**GIVEN TASK**
Find the string "JSON" in the data, then copy every line where it is found.

Begin

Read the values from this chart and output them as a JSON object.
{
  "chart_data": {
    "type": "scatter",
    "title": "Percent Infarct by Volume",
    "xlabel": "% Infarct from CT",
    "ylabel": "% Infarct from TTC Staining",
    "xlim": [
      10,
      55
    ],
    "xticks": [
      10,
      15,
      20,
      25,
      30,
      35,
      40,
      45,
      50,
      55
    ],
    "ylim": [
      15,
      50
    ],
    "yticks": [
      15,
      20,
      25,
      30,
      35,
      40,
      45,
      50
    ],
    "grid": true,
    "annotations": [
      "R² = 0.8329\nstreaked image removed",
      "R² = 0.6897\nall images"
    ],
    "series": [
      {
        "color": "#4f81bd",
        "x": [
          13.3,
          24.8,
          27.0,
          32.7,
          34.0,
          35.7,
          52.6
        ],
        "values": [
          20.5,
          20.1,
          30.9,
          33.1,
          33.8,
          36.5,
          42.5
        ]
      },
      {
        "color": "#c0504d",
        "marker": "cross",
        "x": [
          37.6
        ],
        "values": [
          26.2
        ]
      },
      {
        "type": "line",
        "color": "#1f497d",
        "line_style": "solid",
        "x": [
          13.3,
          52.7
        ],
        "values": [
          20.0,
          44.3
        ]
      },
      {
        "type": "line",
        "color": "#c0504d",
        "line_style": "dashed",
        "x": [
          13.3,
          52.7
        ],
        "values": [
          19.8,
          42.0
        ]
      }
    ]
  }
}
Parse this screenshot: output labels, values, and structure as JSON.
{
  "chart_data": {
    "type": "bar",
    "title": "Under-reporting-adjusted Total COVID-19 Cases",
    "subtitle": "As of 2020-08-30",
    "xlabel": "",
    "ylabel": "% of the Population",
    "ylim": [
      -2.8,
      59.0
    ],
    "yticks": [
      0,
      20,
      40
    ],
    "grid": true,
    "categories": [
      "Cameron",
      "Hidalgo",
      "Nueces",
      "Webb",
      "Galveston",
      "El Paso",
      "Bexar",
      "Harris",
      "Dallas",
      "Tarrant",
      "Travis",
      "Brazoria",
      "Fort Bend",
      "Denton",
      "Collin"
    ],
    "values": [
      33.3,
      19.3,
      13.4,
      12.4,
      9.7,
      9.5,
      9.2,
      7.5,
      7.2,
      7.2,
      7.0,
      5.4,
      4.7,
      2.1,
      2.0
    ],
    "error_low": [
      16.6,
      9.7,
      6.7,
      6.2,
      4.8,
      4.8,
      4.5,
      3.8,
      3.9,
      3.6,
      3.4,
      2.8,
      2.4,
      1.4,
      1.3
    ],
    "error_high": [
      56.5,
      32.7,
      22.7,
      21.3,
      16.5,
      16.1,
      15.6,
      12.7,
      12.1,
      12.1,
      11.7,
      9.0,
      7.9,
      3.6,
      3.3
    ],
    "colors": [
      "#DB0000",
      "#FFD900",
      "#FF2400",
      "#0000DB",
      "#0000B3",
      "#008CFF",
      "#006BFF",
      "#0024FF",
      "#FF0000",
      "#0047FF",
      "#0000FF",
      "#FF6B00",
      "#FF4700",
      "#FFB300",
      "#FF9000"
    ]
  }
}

End

**RESULT OF THE EXERCISE**
Read the values from this chart and output them as a JSON object.
Parse this screenshot: output labels, values, and structure as JSON.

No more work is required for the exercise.